## The problem:
Tally the lines in the items below that contain the word "their". Reply with only the number.

[Spatial annotation records]
--- Start ---

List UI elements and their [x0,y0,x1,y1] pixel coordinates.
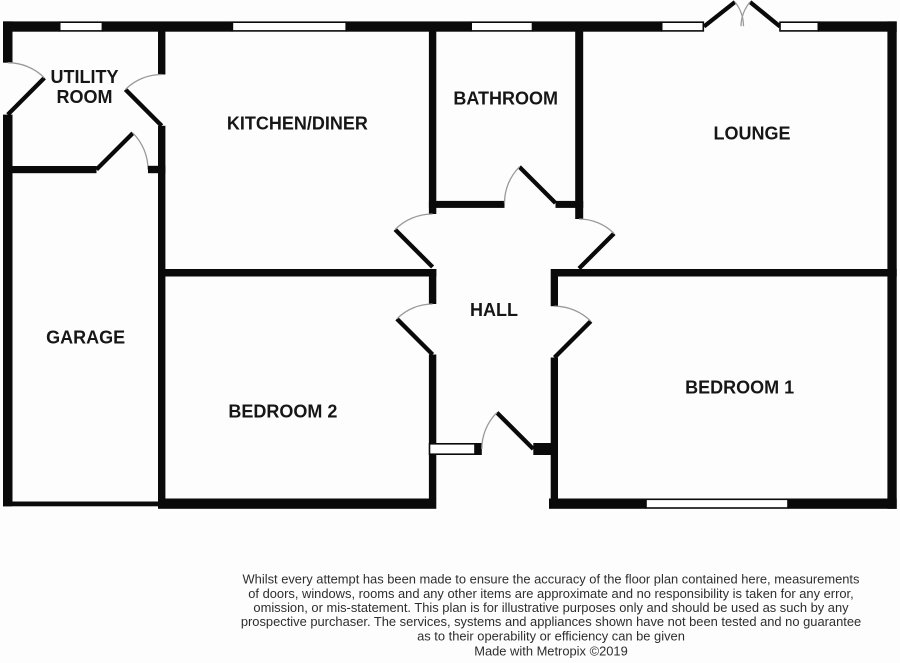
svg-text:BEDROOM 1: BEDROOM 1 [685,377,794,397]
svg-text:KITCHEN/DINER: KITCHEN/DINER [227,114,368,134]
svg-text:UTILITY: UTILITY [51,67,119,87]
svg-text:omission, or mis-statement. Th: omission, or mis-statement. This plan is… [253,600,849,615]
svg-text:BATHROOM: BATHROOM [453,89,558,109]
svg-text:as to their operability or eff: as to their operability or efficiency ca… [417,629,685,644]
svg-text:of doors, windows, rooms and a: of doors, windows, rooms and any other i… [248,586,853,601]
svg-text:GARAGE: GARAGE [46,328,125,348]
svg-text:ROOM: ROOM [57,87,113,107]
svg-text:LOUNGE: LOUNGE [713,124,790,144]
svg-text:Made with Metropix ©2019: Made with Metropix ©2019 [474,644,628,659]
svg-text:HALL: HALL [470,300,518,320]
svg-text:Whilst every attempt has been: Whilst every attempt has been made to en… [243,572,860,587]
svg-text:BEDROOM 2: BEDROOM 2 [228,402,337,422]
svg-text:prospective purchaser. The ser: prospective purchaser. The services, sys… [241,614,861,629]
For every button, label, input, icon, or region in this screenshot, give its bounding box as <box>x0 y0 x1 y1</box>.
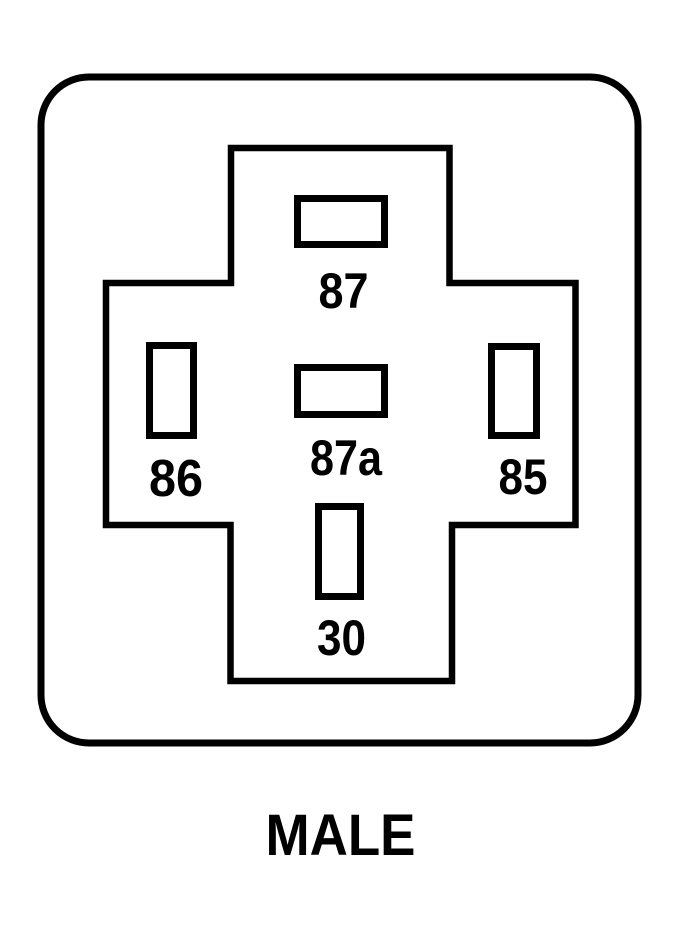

--- End ---

## Task result:
2